> EXERCISE AIM
Copy each line containing the word "this" from the records that follow, please.
--- start EXTRACTED INFORMATION ---
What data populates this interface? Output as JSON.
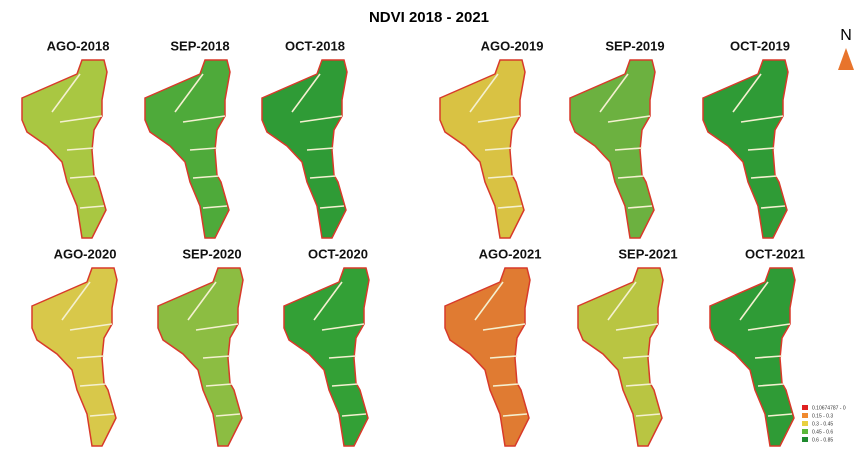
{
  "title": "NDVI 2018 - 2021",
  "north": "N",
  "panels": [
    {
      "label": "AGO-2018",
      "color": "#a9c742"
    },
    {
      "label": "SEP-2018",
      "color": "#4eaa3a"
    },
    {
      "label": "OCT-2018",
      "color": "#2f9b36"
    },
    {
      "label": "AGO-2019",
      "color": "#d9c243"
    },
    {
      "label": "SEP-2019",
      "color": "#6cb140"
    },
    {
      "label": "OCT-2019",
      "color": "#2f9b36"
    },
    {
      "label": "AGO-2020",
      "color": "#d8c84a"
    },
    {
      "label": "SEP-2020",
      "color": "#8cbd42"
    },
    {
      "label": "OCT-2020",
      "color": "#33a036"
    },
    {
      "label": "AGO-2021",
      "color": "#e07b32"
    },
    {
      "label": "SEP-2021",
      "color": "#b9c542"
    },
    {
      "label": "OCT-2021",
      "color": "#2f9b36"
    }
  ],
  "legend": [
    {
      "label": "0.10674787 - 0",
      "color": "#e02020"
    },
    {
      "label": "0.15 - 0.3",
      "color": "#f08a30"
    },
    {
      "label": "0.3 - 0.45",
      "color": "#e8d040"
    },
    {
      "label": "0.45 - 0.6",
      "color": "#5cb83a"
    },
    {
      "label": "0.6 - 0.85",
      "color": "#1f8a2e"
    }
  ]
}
--- end EXTRACTED INFORMATION ---
--- start EXTRACTED INFORMATION ---
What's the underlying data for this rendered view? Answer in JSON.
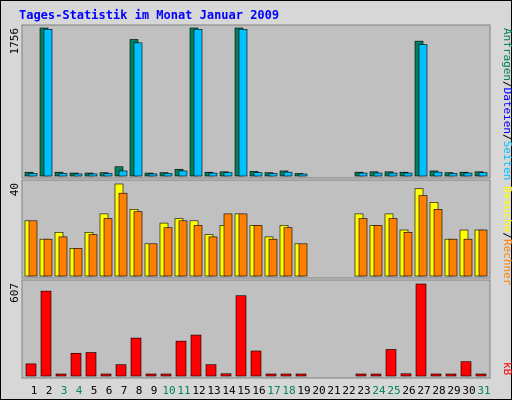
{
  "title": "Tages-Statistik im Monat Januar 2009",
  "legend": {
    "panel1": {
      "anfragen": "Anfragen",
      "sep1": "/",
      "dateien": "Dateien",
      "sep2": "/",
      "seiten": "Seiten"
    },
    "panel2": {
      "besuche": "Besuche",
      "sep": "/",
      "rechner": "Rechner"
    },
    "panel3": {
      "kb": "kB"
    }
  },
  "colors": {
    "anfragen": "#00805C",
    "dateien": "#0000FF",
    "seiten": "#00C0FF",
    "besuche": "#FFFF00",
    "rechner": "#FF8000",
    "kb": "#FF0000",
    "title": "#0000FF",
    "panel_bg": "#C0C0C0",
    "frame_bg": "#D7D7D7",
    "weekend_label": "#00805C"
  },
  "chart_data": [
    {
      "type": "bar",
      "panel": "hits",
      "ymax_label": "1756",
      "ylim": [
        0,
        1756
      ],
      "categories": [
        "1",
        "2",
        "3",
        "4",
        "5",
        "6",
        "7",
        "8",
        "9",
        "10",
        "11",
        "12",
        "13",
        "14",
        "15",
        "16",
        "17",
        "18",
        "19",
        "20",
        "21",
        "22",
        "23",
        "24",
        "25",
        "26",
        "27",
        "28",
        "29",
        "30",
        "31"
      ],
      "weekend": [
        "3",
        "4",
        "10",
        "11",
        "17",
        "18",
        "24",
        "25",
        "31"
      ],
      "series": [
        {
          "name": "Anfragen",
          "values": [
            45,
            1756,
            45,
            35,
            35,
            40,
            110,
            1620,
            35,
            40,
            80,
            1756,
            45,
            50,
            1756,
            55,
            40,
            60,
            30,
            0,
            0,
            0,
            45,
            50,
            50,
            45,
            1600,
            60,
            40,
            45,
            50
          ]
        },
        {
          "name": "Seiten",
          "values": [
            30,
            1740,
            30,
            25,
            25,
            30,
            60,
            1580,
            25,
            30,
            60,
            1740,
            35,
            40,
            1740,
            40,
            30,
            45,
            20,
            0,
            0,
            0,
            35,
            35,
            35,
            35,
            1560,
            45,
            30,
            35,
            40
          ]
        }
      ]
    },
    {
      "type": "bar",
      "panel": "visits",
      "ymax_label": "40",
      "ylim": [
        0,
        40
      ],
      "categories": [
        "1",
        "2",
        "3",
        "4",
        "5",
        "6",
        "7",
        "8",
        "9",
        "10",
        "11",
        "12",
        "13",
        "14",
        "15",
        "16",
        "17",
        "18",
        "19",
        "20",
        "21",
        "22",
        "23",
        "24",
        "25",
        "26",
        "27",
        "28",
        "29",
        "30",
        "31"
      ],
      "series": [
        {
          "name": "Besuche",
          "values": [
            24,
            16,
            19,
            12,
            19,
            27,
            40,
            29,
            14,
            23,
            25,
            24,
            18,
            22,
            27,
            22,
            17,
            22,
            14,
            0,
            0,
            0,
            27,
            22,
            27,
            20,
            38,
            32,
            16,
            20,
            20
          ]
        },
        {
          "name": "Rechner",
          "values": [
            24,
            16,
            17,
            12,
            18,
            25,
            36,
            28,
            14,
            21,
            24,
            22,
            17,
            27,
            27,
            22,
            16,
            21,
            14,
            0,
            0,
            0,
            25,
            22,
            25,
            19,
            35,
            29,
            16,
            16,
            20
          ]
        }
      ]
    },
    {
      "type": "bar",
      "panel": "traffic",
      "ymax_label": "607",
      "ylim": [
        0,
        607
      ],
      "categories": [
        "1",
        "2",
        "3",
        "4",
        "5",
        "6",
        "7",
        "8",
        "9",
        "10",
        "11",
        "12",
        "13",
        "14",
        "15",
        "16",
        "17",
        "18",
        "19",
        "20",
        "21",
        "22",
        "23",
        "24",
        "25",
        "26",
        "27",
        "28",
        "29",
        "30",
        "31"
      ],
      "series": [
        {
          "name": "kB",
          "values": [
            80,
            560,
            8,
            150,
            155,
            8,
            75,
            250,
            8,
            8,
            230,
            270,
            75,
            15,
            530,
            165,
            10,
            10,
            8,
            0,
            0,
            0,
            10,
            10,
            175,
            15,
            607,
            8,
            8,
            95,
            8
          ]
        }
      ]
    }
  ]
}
--- end EXTRACTED INFORMATION ---
> RESULT
What data populates this interface? Output as JSON.
What's the underlying data for this rendered view? Answer in JSON.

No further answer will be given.